§ TEXTE EXTRAIT:
_ _ _

En effet, le besoin d’accomplissement dans la société pré-68 se traduit par le fait de bien gagner sa vie et au final peu importe le métier. Cependant petit à petit cette vision commence à entrer en contradiction avec notamment le besoin d’estime des autres, qui, à mesure que la société se standardise, devient de plus en plus difficile à obtenir en pratiquant le même métier que tout le monde.

C’est à partir des années 90–2000 que nous assistons aux premières générations vierges de conflits armés connaissant, certes, des inégalités de revenus, mais relativement assurées d’assouvir les besoins de pied de pyramide et pour qui la recherche d’émancipation et de réalisation par le travail prend une nouvelle tournure.

De plus en plus, les générations (dont je fais partie) vont remettre en question — au grand dam de leur parents — le dogme de l’emploi sécurisé.

De plus en plus, le but ne va plus être de rentrer dans le schéma de nos parents, à savoir avoir un emploi stable et pérenne, pour ensuite avoir une maison, une voiture, un chien/chat et des enfants.

A partir du début du 21 siècle, les jeunes générations vont se marier de plus en plus tard, voire choisir de ne pas se marier, ou d’autres formes de partenariats de vie, avoir moins d’enfants et se détacher des biens matériels qui caractérisent la génération de nos parents.

III) Que nous réserve l’avenir

Parlons ici rapidement des maux au travail nouvellement définis, tels que le Bore-Out (definition) ou le Brown-Out (definition), qui qualifient la vacuité et l’ennui extrême au travail et pouvant mener à des formes de dépression qui s’ancrent sur l’absence de sens et d’utilité du travail.

Nous voyons fleurir dans les médias les récits de personnes ayant arrêté la vie de bureau pour retourner à un métier qui aurait davantage de sens. Force est de constater que les métiers qui ont du sens sont souvent ceux que permettent de subvenir aux premiers étages de la Pyramide (le soin, la production de nourriture, les métiers manuels, de construction etc), les mêmes que nous avions décidé d’abandonner lors de la première vague de bouleversement du modèle, autour de mai 68.

_ _ _

§ MATÉRIEL FOURNI:
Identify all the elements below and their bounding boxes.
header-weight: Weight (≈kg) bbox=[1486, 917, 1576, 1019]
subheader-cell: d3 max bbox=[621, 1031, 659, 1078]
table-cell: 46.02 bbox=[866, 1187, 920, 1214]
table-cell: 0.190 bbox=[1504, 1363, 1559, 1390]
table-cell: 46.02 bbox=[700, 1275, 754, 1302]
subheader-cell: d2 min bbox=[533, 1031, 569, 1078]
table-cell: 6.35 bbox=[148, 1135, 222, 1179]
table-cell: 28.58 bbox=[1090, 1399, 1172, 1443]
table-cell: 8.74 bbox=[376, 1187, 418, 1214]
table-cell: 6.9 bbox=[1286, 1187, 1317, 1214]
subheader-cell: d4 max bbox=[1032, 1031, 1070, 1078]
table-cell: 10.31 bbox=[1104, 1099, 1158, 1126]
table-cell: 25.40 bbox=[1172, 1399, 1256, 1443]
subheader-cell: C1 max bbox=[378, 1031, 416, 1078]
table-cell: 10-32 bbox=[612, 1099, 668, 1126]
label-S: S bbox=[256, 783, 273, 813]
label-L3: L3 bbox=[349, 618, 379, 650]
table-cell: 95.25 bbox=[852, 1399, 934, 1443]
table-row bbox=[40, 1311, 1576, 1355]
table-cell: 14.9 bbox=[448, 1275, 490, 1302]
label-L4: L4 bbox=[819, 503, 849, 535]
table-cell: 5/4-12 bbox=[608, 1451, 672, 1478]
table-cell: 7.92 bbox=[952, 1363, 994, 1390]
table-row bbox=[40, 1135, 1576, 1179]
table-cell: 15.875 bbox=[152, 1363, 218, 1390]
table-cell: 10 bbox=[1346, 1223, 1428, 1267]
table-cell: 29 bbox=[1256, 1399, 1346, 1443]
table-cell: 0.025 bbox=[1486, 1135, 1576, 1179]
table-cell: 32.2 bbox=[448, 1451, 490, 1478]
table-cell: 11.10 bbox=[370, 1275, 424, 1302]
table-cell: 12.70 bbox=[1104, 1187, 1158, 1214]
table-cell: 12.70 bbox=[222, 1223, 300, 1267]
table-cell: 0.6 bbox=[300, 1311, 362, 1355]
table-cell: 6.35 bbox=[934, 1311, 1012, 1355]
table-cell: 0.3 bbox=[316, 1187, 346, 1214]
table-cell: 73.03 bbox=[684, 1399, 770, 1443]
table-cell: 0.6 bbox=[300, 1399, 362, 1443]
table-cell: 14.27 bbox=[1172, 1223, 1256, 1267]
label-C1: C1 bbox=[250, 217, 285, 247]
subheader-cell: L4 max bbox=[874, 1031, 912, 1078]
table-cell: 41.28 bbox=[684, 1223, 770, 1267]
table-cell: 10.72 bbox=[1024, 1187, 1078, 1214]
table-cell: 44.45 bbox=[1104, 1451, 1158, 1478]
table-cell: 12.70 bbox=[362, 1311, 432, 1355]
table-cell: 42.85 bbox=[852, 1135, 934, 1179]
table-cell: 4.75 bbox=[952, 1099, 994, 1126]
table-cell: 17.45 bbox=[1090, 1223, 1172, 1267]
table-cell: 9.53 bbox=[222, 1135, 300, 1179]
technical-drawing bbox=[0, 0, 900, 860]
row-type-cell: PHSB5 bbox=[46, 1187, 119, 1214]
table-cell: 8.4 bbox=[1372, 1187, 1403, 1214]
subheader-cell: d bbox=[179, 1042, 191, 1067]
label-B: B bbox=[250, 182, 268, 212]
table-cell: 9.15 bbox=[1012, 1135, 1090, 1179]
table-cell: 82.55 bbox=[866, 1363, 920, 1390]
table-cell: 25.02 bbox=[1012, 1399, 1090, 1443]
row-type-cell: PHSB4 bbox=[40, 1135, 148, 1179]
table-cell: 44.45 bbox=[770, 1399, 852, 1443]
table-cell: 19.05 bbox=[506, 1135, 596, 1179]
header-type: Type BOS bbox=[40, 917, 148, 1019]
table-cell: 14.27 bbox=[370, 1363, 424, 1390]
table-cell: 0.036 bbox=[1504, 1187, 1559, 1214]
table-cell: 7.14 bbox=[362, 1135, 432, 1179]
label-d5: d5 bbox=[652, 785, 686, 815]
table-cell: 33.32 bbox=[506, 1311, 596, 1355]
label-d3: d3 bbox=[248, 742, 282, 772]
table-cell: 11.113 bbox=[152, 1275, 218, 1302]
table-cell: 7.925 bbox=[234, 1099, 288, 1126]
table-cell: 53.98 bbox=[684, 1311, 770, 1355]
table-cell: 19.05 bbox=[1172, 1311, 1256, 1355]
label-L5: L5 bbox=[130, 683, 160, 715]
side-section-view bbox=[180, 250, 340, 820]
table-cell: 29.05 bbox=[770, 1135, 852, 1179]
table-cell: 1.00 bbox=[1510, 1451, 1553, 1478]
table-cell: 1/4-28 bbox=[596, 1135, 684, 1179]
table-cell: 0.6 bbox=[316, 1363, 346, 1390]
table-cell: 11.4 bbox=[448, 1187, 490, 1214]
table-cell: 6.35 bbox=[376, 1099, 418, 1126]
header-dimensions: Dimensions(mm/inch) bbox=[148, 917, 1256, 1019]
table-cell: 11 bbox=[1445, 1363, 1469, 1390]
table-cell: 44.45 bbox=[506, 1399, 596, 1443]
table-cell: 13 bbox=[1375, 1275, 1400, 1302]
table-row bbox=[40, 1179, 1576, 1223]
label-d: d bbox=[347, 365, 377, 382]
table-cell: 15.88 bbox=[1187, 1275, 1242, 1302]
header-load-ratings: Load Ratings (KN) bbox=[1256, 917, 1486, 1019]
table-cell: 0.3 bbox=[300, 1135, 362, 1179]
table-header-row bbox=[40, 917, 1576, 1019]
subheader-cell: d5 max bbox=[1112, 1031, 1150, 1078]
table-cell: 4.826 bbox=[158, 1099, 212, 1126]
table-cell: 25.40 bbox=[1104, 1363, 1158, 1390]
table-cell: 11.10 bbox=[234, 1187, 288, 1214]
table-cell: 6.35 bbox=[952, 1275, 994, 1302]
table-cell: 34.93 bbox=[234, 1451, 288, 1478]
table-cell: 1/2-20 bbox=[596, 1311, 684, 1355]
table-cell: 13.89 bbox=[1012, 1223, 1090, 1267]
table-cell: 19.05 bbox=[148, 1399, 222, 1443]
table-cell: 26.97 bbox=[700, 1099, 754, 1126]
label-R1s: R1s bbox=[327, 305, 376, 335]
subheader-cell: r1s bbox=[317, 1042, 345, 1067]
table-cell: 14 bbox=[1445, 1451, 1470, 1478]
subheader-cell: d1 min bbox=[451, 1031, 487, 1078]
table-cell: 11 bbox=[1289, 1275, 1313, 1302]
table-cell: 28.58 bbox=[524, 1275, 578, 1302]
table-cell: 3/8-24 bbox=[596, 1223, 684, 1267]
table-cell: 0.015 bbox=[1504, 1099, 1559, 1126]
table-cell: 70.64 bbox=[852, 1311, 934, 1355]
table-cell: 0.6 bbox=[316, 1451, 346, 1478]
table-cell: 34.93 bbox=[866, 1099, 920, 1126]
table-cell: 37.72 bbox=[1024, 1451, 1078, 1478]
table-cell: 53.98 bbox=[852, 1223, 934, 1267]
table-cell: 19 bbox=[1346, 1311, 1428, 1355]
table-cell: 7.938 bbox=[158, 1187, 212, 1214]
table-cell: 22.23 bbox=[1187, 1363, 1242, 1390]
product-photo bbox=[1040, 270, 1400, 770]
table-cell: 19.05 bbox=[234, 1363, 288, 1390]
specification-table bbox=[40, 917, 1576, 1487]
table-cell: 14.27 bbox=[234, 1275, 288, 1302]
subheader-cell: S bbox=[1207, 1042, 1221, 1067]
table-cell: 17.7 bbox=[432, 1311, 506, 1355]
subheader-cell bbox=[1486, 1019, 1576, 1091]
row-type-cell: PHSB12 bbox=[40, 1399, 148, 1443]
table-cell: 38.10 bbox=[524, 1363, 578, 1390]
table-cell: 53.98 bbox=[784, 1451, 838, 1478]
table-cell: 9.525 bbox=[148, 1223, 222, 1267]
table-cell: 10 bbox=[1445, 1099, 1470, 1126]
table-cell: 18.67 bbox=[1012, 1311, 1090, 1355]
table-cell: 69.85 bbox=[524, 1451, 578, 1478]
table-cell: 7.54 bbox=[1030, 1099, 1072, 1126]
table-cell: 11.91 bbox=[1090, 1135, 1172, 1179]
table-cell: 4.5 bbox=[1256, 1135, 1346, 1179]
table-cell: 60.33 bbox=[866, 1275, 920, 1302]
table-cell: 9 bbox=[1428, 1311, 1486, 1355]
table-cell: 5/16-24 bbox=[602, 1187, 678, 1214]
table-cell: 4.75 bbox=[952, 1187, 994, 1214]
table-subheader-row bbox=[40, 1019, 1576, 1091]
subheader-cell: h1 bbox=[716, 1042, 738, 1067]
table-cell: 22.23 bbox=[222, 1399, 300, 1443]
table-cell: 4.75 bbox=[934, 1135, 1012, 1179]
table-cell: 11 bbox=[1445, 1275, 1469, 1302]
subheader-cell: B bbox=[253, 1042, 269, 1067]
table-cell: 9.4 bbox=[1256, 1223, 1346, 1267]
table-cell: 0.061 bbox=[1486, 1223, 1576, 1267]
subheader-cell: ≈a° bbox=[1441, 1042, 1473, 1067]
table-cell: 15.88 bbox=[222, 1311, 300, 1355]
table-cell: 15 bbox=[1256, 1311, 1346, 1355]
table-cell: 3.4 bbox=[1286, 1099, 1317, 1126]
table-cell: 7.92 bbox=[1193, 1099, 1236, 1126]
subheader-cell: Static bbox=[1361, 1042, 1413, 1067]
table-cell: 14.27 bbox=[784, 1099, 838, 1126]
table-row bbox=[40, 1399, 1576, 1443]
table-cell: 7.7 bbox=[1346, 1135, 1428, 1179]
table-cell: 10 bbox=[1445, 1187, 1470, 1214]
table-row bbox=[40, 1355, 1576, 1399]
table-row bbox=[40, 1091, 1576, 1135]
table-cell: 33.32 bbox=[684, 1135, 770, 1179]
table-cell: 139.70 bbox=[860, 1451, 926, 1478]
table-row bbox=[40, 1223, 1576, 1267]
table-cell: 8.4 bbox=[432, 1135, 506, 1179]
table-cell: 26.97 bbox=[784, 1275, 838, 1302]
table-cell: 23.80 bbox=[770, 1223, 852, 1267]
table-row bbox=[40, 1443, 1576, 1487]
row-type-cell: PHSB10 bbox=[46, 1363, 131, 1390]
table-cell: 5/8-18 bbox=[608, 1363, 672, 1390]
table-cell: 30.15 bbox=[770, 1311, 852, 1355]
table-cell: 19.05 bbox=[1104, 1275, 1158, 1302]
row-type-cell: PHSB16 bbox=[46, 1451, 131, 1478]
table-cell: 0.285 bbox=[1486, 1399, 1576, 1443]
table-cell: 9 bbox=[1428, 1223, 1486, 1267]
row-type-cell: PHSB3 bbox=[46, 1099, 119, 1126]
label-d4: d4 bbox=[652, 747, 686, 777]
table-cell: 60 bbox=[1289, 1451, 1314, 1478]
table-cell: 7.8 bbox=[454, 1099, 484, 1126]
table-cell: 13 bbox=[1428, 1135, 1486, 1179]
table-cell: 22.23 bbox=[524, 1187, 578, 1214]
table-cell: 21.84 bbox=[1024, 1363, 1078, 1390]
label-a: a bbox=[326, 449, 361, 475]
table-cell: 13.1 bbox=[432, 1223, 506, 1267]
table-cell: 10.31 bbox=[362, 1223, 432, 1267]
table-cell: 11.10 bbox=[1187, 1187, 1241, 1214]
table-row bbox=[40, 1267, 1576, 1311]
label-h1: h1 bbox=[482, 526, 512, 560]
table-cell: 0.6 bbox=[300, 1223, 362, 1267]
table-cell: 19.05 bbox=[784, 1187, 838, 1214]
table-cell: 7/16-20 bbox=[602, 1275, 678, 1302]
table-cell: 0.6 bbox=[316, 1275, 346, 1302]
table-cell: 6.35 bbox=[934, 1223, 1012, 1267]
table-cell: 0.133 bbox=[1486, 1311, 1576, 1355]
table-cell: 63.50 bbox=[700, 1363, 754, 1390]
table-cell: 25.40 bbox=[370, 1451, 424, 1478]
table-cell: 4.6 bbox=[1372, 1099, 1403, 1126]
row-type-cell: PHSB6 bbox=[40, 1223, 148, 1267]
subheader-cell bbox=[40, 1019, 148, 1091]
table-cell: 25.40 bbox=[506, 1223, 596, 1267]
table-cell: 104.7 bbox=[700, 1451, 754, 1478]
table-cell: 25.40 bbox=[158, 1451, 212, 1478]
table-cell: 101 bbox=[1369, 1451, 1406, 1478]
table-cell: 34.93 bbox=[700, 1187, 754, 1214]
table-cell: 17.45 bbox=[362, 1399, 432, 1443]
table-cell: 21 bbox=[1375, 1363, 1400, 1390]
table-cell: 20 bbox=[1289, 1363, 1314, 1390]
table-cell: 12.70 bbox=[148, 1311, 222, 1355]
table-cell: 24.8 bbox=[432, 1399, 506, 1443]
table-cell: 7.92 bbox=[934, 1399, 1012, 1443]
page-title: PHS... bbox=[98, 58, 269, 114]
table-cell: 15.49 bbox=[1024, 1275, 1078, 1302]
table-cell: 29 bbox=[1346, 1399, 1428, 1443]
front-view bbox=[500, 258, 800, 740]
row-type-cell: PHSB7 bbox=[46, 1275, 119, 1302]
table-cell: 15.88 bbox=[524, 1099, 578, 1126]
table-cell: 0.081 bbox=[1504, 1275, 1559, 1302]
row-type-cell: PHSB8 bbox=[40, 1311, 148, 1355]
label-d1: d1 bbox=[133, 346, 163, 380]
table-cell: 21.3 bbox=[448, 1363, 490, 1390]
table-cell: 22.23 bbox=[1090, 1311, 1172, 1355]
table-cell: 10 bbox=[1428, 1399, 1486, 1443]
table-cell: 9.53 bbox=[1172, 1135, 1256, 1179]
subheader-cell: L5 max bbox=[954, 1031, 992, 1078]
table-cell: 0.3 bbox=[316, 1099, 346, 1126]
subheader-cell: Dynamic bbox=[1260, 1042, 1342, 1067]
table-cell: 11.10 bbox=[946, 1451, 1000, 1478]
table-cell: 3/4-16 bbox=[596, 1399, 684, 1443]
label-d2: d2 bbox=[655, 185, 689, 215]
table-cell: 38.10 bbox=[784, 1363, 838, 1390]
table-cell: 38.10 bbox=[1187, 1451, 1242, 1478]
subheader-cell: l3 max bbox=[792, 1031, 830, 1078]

_ _ _

§ CONSIGNE: Rédigez la suite du texte sur le sens du travail en reprenant juste après sa dernière phrase. Le matériel fourni n'a aucun lien avec le texte sur le sens du travail.

§ CORRIGÉ:
Les étages les plus élevés de la Pyramide rejoignent de plus en plus sa base primaire : nos besoins d’estime et d’accomplissement sont assouvis lorsque l’on parvient à réorienter notre vie et nos occupations vers les tâches qui jadis, étaient jugées aliénantes voire déshumanisantes. Prenons l’exemple de l’explosion du phénomène des fermes urbaines, qui se développent un peu partout en France (https://lejournal.cnrs.fr/articles/le-boom-de-lagriculture-urbaine) ! Quête de sens ? Retour à la base ? Boboïsation ? Phénomène éphémère ou retour durable à la terre ?

Je fais le pari que plus nous progresserons dans les décennies à venir, plus nous verrons des crises de la trentaine, quarantaine et voir même de la cinquantaine aboutir à des reconversions vers des métiers et des artisanats qui avaient perdu de leur splendeur au détriment de tous ces métiers qui, aujourd’hui, ne nous font déjà plus rêver.

IV) Conclusion

La crise de la COVID à fini de mettre en exergue la catégorie jusqu’alors floue des métiers que l’on devrait objectivement considérer comme “utiles” à nos sociétés. Force est de constater que ce ne sont pas les emplois du “prestige” qui étaient à la fête. Cette pandémie a été un véritable choc : eh non… Nos diplômes prestigieux, nos outils complexes et nos fichiers excels qui faisaient hier — on le croyait ! — tourner le monde (notre monde) ne sont pas le tissu qui maintenait la société debout (et j’en sais quelque chose, travaillant moi-même dans le secteur financier et n’ayant jamais eu un job manuel).

Pardonnez ce poncif mais ce ne sont pas les responsables marketing, le management, nos auditeurs ou encore les chiefs happiness officers que l’on a applaudis à nos fenêtres. Ce ne sont pas les CTO, CFO, COO, CPO, CMO, PO… qui ont alimenté nos supermarchés.

Je pense que, parmi les effets aujourd’hui sous-étudiés de cette crise planétaire (sanitaire, financière, économique et sociale) va émerger un mouvement massif de réorientation ou d’orientation de nos jeunes générations vers ces métiers que l’on sait aujourd’hui apporter plus de “sens”, pour soi comme pour la société.

La question qu’il faut maintenant se poser est de savoir si le regain d’intérêt que vont connaître ces métiers entraînera une revalorisation pécuniaire ainsi que durable de l’estime qu’on leur porte.